## WHAT IS BEING ASKED
Return only the line that contains "Decode this image" and each line after it, through the last line of the data below, copied exactly.

Chart and figure data:
# # #

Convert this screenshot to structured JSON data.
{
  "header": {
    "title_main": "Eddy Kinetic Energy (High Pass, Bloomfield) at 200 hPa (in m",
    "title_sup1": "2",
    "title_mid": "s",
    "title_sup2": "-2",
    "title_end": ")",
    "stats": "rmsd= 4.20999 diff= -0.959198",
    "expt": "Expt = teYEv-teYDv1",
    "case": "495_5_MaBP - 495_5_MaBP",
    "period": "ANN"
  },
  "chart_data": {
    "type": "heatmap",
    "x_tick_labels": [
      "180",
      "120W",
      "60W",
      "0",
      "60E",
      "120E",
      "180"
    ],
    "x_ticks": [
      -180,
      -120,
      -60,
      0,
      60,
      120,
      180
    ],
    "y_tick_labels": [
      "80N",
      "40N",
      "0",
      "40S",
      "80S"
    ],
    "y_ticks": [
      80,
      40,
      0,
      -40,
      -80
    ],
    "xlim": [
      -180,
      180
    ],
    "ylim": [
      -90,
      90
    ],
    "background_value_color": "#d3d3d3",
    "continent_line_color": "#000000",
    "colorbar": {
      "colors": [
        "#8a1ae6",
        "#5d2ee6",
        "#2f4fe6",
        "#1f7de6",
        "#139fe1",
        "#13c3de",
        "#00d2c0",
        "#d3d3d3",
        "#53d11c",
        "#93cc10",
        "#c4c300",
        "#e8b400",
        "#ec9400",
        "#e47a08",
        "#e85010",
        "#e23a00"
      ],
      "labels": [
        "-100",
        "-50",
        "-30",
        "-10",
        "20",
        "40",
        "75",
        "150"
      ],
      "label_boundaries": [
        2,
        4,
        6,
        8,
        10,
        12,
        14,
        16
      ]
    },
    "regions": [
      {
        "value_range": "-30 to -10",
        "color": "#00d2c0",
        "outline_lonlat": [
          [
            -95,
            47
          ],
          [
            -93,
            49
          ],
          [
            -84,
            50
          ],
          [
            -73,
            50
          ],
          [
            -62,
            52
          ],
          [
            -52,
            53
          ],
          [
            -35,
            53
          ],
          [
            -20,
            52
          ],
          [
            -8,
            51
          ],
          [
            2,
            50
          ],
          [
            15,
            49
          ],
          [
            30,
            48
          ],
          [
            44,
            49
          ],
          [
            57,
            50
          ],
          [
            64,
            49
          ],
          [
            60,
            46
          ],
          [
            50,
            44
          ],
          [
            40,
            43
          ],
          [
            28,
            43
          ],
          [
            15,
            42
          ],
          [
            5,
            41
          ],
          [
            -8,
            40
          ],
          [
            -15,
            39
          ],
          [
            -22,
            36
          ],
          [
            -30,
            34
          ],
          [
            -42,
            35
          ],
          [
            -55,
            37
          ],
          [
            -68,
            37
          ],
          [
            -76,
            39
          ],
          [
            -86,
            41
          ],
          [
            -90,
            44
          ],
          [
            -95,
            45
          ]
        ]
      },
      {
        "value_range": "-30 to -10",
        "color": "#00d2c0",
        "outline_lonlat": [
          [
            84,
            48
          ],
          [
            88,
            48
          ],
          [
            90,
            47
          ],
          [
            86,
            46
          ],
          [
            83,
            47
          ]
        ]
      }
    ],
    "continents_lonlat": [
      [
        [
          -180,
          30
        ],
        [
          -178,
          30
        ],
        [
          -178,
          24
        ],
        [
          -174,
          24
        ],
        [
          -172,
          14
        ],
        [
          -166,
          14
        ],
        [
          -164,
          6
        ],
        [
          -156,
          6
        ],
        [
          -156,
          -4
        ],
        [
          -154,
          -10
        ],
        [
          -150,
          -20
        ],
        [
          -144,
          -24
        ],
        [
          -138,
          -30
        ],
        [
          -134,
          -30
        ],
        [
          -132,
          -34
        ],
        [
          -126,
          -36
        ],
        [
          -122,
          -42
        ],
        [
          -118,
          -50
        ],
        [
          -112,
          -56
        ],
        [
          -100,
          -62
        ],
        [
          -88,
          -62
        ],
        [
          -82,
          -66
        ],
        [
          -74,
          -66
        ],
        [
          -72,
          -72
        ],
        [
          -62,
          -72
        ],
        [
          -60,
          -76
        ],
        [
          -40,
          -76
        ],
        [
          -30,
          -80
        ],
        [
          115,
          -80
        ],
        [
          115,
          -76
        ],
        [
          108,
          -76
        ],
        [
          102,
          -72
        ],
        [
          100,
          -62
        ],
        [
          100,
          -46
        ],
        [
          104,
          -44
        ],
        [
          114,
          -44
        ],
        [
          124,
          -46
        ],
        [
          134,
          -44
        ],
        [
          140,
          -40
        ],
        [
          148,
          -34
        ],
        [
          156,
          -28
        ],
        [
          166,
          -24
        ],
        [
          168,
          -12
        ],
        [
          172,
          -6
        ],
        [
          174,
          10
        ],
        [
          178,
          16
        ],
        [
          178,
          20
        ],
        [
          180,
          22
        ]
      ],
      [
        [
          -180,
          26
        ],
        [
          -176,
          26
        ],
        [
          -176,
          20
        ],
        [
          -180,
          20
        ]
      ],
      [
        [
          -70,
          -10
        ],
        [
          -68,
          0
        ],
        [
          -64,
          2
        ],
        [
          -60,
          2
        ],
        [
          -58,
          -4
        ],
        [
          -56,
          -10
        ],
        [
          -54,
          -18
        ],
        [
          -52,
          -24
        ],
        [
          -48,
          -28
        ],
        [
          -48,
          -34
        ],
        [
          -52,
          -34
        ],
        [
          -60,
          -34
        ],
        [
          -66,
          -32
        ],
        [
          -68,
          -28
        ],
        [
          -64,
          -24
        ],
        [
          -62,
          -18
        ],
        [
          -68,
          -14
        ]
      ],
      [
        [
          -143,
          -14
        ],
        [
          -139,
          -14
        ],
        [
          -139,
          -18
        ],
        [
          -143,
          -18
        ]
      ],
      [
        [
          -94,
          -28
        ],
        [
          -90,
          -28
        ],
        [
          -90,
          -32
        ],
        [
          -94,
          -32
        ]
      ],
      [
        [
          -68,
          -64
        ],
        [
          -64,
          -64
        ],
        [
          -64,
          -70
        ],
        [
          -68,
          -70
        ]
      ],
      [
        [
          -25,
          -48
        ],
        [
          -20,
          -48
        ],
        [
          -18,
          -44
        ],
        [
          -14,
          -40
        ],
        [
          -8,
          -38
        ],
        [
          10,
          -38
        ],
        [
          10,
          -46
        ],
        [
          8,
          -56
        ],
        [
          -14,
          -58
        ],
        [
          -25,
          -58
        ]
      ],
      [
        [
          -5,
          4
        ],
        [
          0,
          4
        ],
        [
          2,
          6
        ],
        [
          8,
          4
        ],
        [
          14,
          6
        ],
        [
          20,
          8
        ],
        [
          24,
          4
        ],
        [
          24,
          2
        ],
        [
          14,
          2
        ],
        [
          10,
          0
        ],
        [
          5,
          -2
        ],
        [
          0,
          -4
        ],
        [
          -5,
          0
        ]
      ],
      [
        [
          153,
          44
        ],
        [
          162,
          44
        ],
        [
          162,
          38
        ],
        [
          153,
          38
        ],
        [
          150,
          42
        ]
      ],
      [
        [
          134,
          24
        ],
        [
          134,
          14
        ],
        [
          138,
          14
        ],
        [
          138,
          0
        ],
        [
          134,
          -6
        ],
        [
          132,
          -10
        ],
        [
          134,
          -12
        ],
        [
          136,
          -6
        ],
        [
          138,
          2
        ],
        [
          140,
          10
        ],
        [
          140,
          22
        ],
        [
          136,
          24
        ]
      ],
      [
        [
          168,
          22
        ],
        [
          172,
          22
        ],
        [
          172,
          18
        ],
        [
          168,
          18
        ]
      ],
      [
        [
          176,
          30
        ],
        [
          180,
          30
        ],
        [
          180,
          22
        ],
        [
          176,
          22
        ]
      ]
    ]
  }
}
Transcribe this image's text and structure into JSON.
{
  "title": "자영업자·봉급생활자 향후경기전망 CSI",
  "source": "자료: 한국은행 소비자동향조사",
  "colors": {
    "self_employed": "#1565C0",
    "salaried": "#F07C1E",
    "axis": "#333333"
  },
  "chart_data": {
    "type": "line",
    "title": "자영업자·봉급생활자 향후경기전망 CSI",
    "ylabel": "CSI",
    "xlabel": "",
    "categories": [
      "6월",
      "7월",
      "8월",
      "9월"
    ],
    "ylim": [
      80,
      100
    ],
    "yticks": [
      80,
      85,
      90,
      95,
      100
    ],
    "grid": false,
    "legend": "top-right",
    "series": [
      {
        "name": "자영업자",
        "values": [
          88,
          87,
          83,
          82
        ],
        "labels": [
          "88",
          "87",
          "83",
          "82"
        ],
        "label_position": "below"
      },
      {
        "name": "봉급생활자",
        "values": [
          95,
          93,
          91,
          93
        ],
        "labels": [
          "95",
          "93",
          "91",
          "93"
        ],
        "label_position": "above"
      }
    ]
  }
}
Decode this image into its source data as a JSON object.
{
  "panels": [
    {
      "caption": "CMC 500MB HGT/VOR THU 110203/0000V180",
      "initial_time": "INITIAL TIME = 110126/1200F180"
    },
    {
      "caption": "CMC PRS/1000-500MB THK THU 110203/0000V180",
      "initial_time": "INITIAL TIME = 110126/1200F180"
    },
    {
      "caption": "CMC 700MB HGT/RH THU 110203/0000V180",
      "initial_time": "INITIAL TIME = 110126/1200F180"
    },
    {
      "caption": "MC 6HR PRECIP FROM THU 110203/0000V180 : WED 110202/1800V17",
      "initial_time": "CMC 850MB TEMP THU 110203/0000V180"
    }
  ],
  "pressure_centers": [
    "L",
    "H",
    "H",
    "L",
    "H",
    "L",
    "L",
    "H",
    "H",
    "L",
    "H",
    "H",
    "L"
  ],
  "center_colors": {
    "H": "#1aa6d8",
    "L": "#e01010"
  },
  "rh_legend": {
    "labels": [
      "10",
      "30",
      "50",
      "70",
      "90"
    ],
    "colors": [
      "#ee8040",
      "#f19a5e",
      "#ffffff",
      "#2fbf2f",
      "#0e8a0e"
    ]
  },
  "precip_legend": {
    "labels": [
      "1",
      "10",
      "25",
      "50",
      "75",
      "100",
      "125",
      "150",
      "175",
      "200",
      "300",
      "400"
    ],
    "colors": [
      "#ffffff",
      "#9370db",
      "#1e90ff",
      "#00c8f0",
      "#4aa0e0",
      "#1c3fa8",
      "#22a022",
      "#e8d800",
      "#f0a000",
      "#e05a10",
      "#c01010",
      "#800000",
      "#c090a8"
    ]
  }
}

# # #

## THE ANSWER
Decode this image into its source data as a JSON object.
{
  "panels": [
    {
      "caption": "CMC 500MB HGT/VOR THU 110203/0000V180",
      "initial_time": "INITIAL TIME = 110126/1200F180"
    },
    {
      "caption": "CMC PRS/1000-500MB THK THU 110203/0000V180",
      "initial_time": "INITIAL TIME = 110126/1200F180"
    },
    {
      "caption": "CMC 700MB HGT/RH THU 110203/0000V180",
      "initial_time": "INITIAL TIME = 110126/1200F180"
    },
    {
      "caption": "MC 6HR PRECIP FROM THU 110203/0000V180 : WED 110202/1800V17",
      "initial_time": "CMC 850MB TEMP THU 110203/0000V180"
    }
  ],
  "pressure_centers": [
    "L",
    "H",
    "H",
    "L",
    "H",
    "L",
    "L",
    "H",
    "H",
    "L",
    "H",
    "H",
    "L"
  ],
  "center_colors": {
    "H": "#1aa6d8",
    "L": "#e01010"
  },
  "rh_legend": {
    "labels": [
      "10",
      "30",
      "50",
      "70",
      "90"
    ],
    "colors": [
      "#ee8040",
      "#f19a5e",
      "#ffffff",
      "#2fbf2f",
      "#0e8a0e"
    ]
  },
  "precip_legend": {
    "labels": [
      "1",
      "10",
      "25",
      "50",
      "75",
      "100",
      "125",
      "150",
      "175",
      "200",
      "300",
      "400"
    ],
    "colors": [
      "#ffffff",
      "#9370db",
      "#1e90ff",
      "#00c8f0",
      "#4aa0e0",
      "#1c3fa8",
      "#22a022",
      "#e8d800",
      "#f0a000",
      "#e05a10",
      "#c01010",
      "#800000",
      "#c090a8"
    ]
  }
}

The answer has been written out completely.